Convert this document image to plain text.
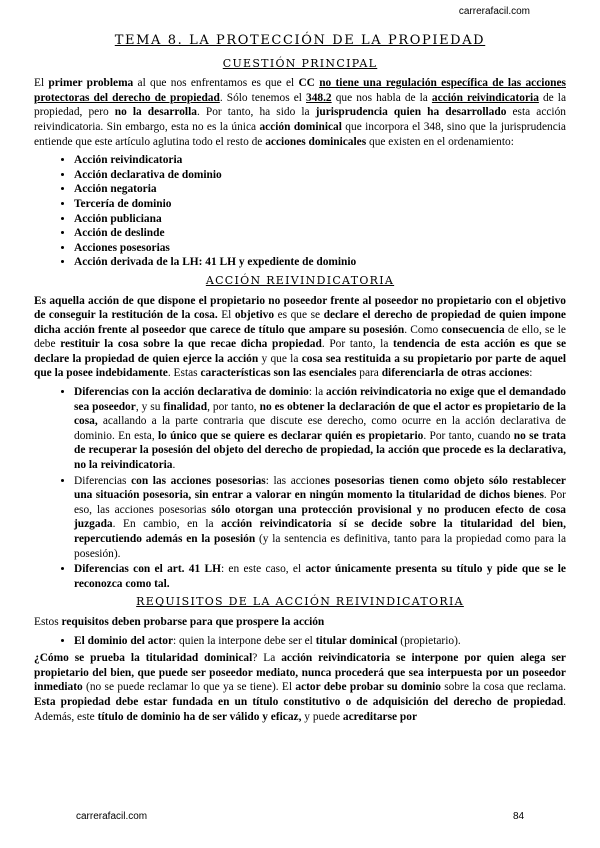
carrerafacil.com
TEMA 8. LA PROTECCIÓN DE LA PROPIEDAD
CUESTIÓN PRINCIPAL

El primer problema al que nos enfrentamos es que el CC no tiene una regulación específica de las acciones protectoras del derecho de propiedad. Sólo tenemos el 348.2 que nos habla de la acción reivindicatoria de la propiedad, pero no la desarrolla. Por tanto, ha sido la jurisprudencia quien ha desarrollado esta acción reivindicatoria. Sin embargo, esta no es la única acción dominical que incorpora el 348, sino que la jurisprudencia entiende que este artículo aglutina todo el resto de acciones dominicales que existen en el ordenamiento:

• Acción reivindicatoria
• Acción declarativa de dominio
• Acción negatoria
• Tercería de dominio
• Acción publiciana
• Acción de deslinde
• Acciones posesorias
• Acción derivada de la LH: 41 LH y expediente de dominio
ACCIÓN REIVINDICATORIA

Es aquella acción de que dispone el propietario no poseedor frente al poseedor no propietario con el objetivo de conseguir la restitución de la cosa. El objetivo es que se declare el derecho de propiedad de quien impone dicha acción frente al poseedor que carece de título que ampare su posesión. Como consecuencia de ello, se le debe restituir la cosa sobre la que recae dicha propiedad. Por tanto, la tendencia de esta acción es que se declare la propiedad de quien ejerce la acción y que la cosa sea restituida a su propietario por parte de aquel que la posee indebidamente. Estas características son las esenciales para diferenciarla de otras acciones:

• Diferencias con la acción declarativa de dominio: la acción reivindicatoria no exige que el demandado sea poseedor, y su finalidad, por tanto, no es obtener la declaración de que el actor es propietario de la cosa, acallando a la parte contraria que discute ese derecho, como ocurre en la acción declarativa de dominio. En esta, lo único que se quiere es declarar quién es propietario. Por tanto, cuando no se trata de recuperar la posesión del objeto del derecho de propiedad, la acción que procede es la declarativa, no la reivindicatoria.
• Diferencias con las acciones posesorias: las acciones posesorias tienen como objeto sólo restablecer una situación posesoria, sin entrar a valorar en ningún momento la titularidad de dichos bienes. Por eso, las acciones posesorias sólo otorgan una protección provisional y no producen efecto de cosa juzgada. En cambio, en la acción reivindicatoria sí se decide sobre la titularidad del bien, repercutiendo además en la posesión (y la sentencia es definitiva, tanto para la propiedad como para la posesión).
• Diferencias con el art. 41 LH: en este caso, el actor únicamente presenta su título y pide que se le reconozca como tal.
REQUISITOS DE LA ACCIÓN REIVINDICATORIA

Estos requisitos deben probarse para que prospere la acción

• El dominio del actor: quien la interpone debe ser el titular dominical (propietario).

¿Cómo se prueba la titularidad dominical? La acción reivindicatoria se interpone por quien alega ser propietario del bien, que puede ser poseedor mediato, nunca procederá que sea interpuesta por un poseedor inmediato (no se puede reclamar lo que ya se tiene). El actor debe probar su dominio sobre la cosa que reclama. Esta propiedad debe estar fundada en un título constitutivo o de adquisición del derecho de propiedad. Además, este título de dominio ha de ser válido y eficaz, y puede acreditarse por

carrerafacil.com	84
• • • • •
Give all the entries again exactly, dropping each picture.

Convert this document image to plain text.
carrerafacil.com
TEMA 8. LA PROTECCIÓN DE LA PROPIEDAD
CUESTIÓN PRINCIPAL

El primer problema al que nos enfrentamos es que el CC no tiene una regulación específica de las acciones protectoras del derecho de propiedad. Sólo tenemos el 348.2 que nos habla de la acción reivindicatoria de la propiedad, pero no la desarrolla. Por tanto, ha sido la jurisprudencia quien ha desarrollado esta acción reivindicatoria. Sin embargo, esta no es la única acción dominical que incorpora el 348, sino que la jurisprudencia entiende que este artículo aglutina todo el resto de acciones dominicales que existen en el ordenamiento:

• Acción reivindicatoria
• Acción declarativa de dominio
• Acción negatoria
• Tercería de dominio
• Acción publiciana
• Acción de deslinde
• Acciones posesorias
• Acción derivada de la LH: 41 LH y expediente de dominio
ACCIÓN REIVINDICATORIA

Es aquella acción de que dispone el propietario no poseedor frente al poseedor no propietario con el objetivo de conseguir la restitución de la cosa. El objetivo es que se declare el derecho de propiedad de quien impone dicha acción frente al poseedor que carece de título que ampare su posesión. Como consecuencia de ello, se le debe restituir la cosa sobre la que recae dicha propiedad. Por tanto, la tendencia de esta acción es que se declare la propiedad de quien ejerce la acción y que la cosa sea restituida a su propietario por parte de aquel que la posee indebidamente. Estas características son las esenciales para diferenciarla de otras acciones:

• Diferencias con la acción declarativa de dominio: la acción reivindicatoria no exige que el demandado sea poseedor, y su finalidad, por tanto, no es obtener la declaración de que el actor es propietario de la cosa, acallando a la parte contraria que discute ese derecho, como ocurre en la acción declarativa de dominio. En esta, lo único que se quiere es declarar quién es propietario. Por tanto, cuando no se trata de recuperar la posesión del objeto del derecho de propiedad, la acción que procede es la declarativa, no la reivindicatoria.
• Diferencias con las acciones posesorias: las acciones posesorias tienen como objeto sólo restablecer una situación posesoria, sin entrar a valorar en ningún momento la titularidad de dichos bienes. Por eso, las acciones posesorias sólo otorgan una protección provisional y no producen efecto de cosa juzgada. En cambio, en la acción reivindicatoria sí se decide sobre la titularidad del bien, repercutiendo además en la posesión (y la sentencia es definitiva, tanto para la propiedad como para la posesión).
• Diferencias con el art. 41 LH: en este caso, el actor únicamente presenta su título y pide que se le reconozca como tal.
REQUISITOS DE LA ACCIÓN REIVINDICATORIA

Estos requisitos deben probarse para que prospere la acción

• El dominio del actor: quien la interpone debe ser el titular dominical (propietario).

¿Cómo se prueba la titularidad dominical? La acción reivindicatoria se interpone por quien alega ser propietario del bien, que puede ser poseedor mediato, nunca procederá que sea interpuesta por un poseedor inmediato (no se puede reclamar lo que ya se tiene). El actor debe probar su dominio sobre la cosa que reclama. Esta propiedad debe estar fundada en un título constitutivo o de adquisición del derecho de propiedad. Además, este título de dominio ha de ser válido y eficaz, y puede acreditarse por

carrerafacil.com	84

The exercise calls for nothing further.